===== Material for this exercise
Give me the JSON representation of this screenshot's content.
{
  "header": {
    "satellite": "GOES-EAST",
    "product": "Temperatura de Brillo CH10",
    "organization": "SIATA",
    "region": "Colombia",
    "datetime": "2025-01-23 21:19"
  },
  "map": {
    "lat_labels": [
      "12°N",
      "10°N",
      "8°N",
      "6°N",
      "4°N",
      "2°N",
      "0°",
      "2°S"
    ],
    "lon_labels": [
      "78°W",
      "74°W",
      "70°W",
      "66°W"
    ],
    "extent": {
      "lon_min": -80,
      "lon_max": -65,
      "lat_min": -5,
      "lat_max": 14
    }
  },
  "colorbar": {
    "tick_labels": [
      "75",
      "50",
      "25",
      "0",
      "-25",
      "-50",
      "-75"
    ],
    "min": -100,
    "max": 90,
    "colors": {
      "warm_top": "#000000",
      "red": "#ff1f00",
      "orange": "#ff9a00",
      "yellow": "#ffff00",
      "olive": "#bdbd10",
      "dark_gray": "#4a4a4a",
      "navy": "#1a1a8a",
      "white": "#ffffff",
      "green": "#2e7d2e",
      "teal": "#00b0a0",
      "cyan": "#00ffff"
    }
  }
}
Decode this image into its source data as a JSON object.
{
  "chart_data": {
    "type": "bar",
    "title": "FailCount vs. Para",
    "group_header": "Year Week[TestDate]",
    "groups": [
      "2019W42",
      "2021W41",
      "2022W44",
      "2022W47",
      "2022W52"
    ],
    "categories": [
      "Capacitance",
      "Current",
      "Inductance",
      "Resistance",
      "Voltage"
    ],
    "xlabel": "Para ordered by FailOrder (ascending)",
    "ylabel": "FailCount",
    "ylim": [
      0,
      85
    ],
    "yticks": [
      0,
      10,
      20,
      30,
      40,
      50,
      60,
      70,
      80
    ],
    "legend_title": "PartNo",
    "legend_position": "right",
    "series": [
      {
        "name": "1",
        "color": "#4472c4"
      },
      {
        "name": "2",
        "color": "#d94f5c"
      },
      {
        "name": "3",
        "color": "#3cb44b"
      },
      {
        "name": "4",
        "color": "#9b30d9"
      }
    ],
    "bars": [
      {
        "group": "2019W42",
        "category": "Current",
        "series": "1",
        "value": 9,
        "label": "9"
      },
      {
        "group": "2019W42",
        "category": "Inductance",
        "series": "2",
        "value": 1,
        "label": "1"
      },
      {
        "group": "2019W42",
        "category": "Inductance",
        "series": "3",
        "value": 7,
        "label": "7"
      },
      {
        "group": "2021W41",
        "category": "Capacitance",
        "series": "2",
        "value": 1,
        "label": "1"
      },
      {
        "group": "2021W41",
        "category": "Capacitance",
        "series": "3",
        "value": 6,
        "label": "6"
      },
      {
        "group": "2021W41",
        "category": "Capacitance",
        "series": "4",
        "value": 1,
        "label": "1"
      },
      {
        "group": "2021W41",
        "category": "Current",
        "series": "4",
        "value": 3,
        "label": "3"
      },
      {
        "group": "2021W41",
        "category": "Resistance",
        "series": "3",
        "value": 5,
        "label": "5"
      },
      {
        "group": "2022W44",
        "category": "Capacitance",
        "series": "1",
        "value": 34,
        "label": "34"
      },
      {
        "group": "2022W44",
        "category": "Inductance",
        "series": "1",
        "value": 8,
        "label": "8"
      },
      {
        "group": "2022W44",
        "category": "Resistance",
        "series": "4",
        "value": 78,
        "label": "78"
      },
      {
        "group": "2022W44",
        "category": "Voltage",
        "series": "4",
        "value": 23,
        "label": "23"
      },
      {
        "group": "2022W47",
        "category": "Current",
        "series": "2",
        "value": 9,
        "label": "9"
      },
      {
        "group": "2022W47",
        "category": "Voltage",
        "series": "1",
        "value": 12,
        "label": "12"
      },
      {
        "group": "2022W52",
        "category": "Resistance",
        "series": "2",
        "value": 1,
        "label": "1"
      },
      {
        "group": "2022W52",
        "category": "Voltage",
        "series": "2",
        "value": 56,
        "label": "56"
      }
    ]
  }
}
==========
• Work to be completed:
Write the material out again in its entirety, exactly as shown.

• Task answer:
Give me the JSON representation of this screenshot's content.
{
  "header": {
    "satellite": "GOES-EAST",
    "product": "Temperatura de Brillo CH10",
    "organization": "SIATA",
    "region": "Colombia",
    "datetime": "2025-01-23 21:19"
  },
  "map": {
    "lat_labels": [
      "12°N",
      "10°N",
      "8°N",
      "6°N",
      "4°N",
      "2°N",
      "0°",
      "2°S"
    ],
    "lon_labels": [
      "78°W",
      "74°W",
      "70°W",
      "66°W"
    ],
    "extent": {
      "lon_min": -80,
      "lon_max": -65,
      "lat_min": -5,
      "lat_max": 14
    }
  },
  "colorbar": {
    "tick_labels": [
      "75",
      "50",
      "25",
      "0",
      "-25",
      "-50",
      "-75"
    ],
    "min": -100,
    "max": 90,
    "colors": {
      "warm_top": "#000000",
      "red": "#ff1f00",
      "orange": "#ff9a00",
      "yellow": "#ffff00",
      "olive": "#bdbd10",
      "dark_gray": "#4a4a4a",
      "navy": "#1a1a8a",
      "white": "#ffffff",
      "green": "#2e7d2e",
      "teal": "#00b0a0",
      "cyan": "#00ffff"
    }
  }
}
Decode this image into its source data as a JSON object.
{
  "chart_data": {
    "type": "bar",
    "title": "FailCount vs. Para",
    "group_header": "Year Week[TestDate]",
    "groups": [
      "2019W42",
      "2021W41",
      "2022W44",
      "2022W47",
      "2022W52"
    ],
    "categories": [
      "Capacitance",
      "Current",
      "Inductance",
      "Resistance",
      "Voltage"
    ],
    "xlabel": "Para ordered by FailOrder (ascending)",
    "ylabel": "FailCount",
    "ylim": [
      0,
      85
    ],
    "yticks": [
      0,
      10,
      20,
      30,
      40,
      50,
      60,
      70,
      80
    ],
    "legend_title": "PartNo",
    "legend_position": "right",
    "series": [
      {
        "name": "1",
        "color": "#4472c4"
      },
      {
        "name": "2",
        "color": "#d94f5c"
      },
      {
        "name": "3",
        "color": "#3cb44b"
      },
      {
        "name": "4",
        "color": "#9b30d9"
      }
    ],
    "bars": [
      {
        "group": "2019W42",
        "category": "Current",
        "series": "1",
        "value": 9,
        "label": "9"
      },
      {
        "group": "2019W42",
        "category": "Inductance",
        "series": "2",
        "value": 1,
        "label": "1"
      },
      {
        "group": "2019W42",
        "category": "Inductance",
        "series": "3",
        "value": 7,
        "label": "7"
      },
      {
        "group": "2021W41",
        "category": "Capacitance",
        "series": "2",
        "value": 1,
        "label": "1"
      },
      {
        "group": "2021W41",
        "category": "Capacitance",
        "series": "3",
        "value": 6,
        "label": "6"
      },
      {
        "group": "2021W41",
        "category": "Capacitance",
        "series": "4",
        "value": 1,
        "label": "1"
      },
      {
        "group": "2021W41",
        "category": "Current",
        "series": "4",
        "value": 3,
        "label": "3"
      },
      {
        "group": "2021W41",
        "category": "Resistance",
        "series": "3",
        "value": 5,
        "label": "5"
      },
      {
        "group": "2022W44",
        "category": "Capacitance",
        "series": "1",
        "value": 34,
        "label": "34"
      },
      {
        "group": "2022W44",
        "category": "Inductance",
        "series": "1",
        "value": 8,
        "label": "8"
      },
      {
        "group": "2022W44",
        "category": "Resistance",
        "series": "4",
        "value": 78,
        "label": "78"
      },
      {
        "group": "2022W44",
        "category": "Voltage",
        "series": "4",
        "value": 23,
        "label": "23"
      },
      {
        "group": "2022W47",
        "category": "Current",
        "series": "2",
        "value": 9,
        "label": "9"
      },
      {
        "group": "2022W47",
        "category": "Voltage",
        "series": "1",
        "value": 12,
        "label": "12"
      },
      {
        "group": "2022W52",
        "category": "Resistance",
        "series": "2",
        "value": 1,
        "label": "1"
      },
      {
        "group": "2022W52",
        "category": "Voltage",
        "series": "2",
        "value": 56,
        "label": "56"
      }
    ]
  }
}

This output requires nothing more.